Exercise requirements: Find all the lines with "will" and gather them.

Record excerpts:
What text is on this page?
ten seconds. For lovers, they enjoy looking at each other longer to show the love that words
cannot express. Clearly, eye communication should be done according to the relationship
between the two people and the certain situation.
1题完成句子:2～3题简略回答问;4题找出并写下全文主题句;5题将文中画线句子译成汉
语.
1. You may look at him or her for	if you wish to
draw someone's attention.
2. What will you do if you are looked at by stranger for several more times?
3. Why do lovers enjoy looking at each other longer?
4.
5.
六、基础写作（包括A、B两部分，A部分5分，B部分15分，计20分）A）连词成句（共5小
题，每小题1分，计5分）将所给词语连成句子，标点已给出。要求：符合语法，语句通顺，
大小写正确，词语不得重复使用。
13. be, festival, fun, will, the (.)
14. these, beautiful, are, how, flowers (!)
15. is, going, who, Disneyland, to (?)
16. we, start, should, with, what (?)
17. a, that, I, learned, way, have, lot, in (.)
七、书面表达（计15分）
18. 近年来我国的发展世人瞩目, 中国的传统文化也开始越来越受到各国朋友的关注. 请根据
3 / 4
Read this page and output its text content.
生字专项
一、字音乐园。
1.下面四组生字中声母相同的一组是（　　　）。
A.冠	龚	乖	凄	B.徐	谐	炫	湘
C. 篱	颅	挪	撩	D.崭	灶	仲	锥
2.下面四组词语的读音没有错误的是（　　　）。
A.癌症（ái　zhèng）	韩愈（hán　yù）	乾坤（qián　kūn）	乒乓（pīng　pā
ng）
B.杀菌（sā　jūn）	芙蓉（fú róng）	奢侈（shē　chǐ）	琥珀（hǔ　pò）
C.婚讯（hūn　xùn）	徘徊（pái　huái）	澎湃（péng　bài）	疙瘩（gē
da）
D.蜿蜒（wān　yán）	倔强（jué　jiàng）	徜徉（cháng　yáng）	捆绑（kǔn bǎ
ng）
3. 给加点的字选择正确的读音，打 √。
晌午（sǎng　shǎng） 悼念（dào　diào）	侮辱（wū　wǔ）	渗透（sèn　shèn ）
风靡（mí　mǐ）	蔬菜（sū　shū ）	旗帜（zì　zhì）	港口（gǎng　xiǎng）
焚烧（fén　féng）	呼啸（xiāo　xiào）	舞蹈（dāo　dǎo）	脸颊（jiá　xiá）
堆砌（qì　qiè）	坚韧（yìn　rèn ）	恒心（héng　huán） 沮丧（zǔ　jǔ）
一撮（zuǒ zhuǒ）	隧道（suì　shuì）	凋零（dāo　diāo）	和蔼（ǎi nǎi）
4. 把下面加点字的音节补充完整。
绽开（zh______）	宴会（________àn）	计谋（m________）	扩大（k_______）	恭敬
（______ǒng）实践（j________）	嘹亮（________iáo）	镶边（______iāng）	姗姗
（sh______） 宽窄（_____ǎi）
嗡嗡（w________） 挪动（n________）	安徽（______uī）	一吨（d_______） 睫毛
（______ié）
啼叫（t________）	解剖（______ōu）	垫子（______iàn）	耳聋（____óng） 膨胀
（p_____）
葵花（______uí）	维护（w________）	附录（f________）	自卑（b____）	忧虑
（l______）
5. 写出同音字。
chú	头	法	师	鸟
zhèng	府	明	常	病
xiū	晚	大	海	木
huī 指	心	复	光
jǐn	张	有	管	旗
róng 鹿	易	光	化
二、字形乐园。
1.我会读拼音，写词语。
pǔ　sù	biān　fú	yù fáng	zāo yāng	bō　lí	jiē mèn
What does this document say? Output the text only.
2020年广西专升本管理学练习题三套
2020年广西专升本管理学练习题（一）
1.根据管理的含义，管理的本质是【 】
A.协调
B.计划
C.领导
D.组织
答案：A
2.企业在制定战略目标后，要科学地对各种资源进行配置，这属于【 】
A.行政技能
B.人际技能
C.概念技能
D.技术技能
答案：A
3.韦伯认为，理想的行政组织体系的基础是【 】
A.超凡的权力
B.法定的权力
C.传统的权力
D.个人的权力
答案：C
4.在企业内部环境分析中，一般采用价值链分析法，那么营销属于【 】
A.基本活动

Task output:
2. What will you do if you are looked at by stranger for several more times?
13. be, festival, fun, will, the (.)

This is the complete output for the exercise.